[AIM OF THE EXERCISE]:
Copy out the whole listing exactly as written, leaving the pictures behind.

[DATA EXTRACT]:
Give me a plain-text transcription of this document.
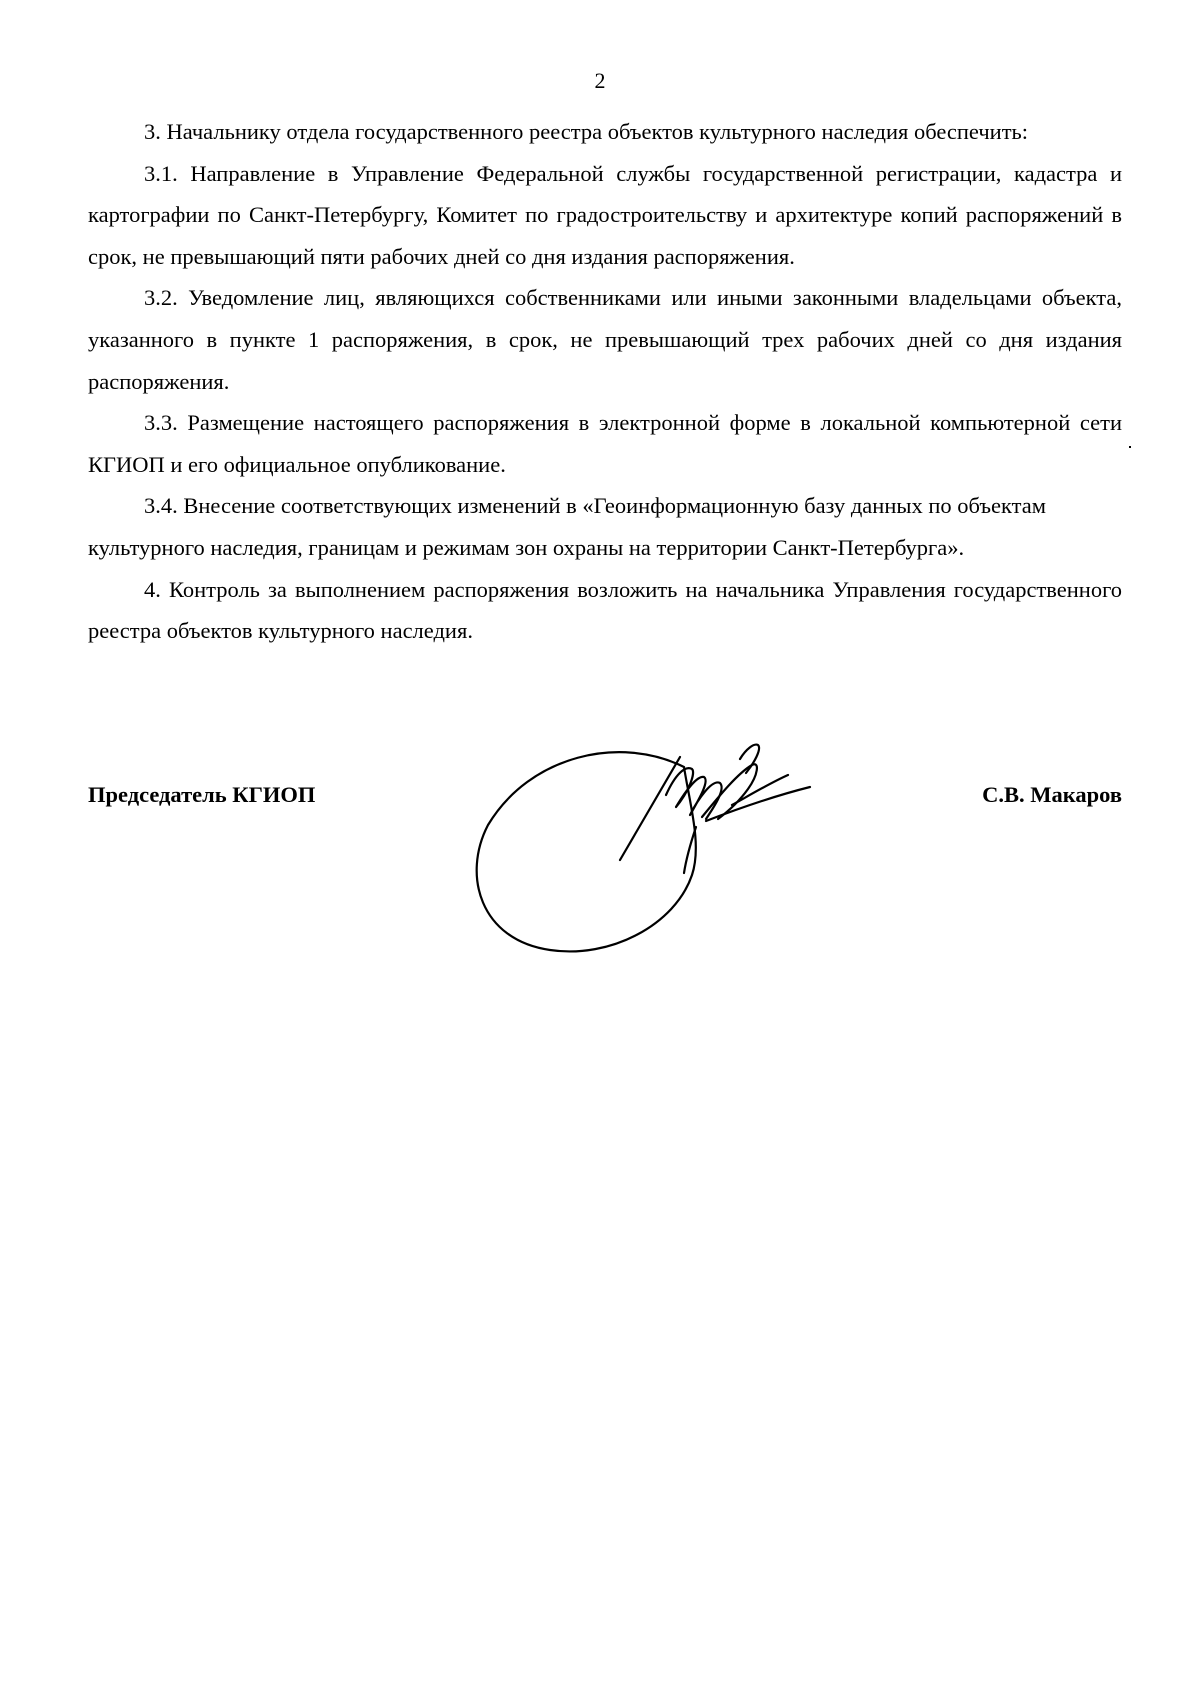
2

3. Начальнику отдела государственного реестра объектов культурного наследия обеспечить:

3.1. Направление в Управление Федеральной службы государственной регистрации, кадастра и картографии по Санкт-Петербургу, Комитет по градостроительству и архитектуре копий распоряжений в срок, не превышающий пяти рабочих дней со дня издания распоряжения.

3.2. Уведомление лиц, являющихся собственниками или иными законными владельцами объекта, указанного в пункте 1 распоряжения, в срок, не превышающий трех рабочих дней со дня издания распоряжения.

3.3. Размещение настоящего распоряжения в электронной форме в локальной компьютерной сети КГИОП и его официальное опубликование.

3.4. Внесение соответствующих изменений в «Геоинформационную базу данных по объектам культурного наследия, границам и режимам зон охраны на территории Санкт-Петербурга».

4. Контроль за выполнением распоряжения возложить на начальника Управления государственного реестра объектов культурного наследия.

Председатель КГИОП	С.В. Макаров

[EXERCISE OUTPUT]:
Give me a plain-text transcription of this document.
2

3. Начальнику отдела государственного реестра объектов культурного наследия обеспечить:

3.1. Направление в Управление Федеральной службы государственной регистрации, кадастра и картографии по Санкт-Петербургу, Комитет по градостроительству и архитектуре копий распоряжений в срок, не превышающий пяти рабочих дней со дня издания распоряжения.

3.2. Уведомление лиц, являющихся собственниками или иными законными владельцами объекта, указанного в пункте 1 распоряжения, в срок, не превышающий трех рабочих дней со дня издания распоряжения.

3.3. Размещение настоящего распоряжения в электронной форме в локальной компьютерной сети КГИОП и его официальное опубликование.

3.4. Внесение соответствующих изменений в «Геоинформационную базу данных по объектам культурного наследия, границам и режимам зон охраны на территории Санкт-Петербурга».

4. Контроль за выполнением распоряжения возложить на начальника Управления государственного реестра объектов культурного наследия.

Председатель КГИОП	С.В. Макаров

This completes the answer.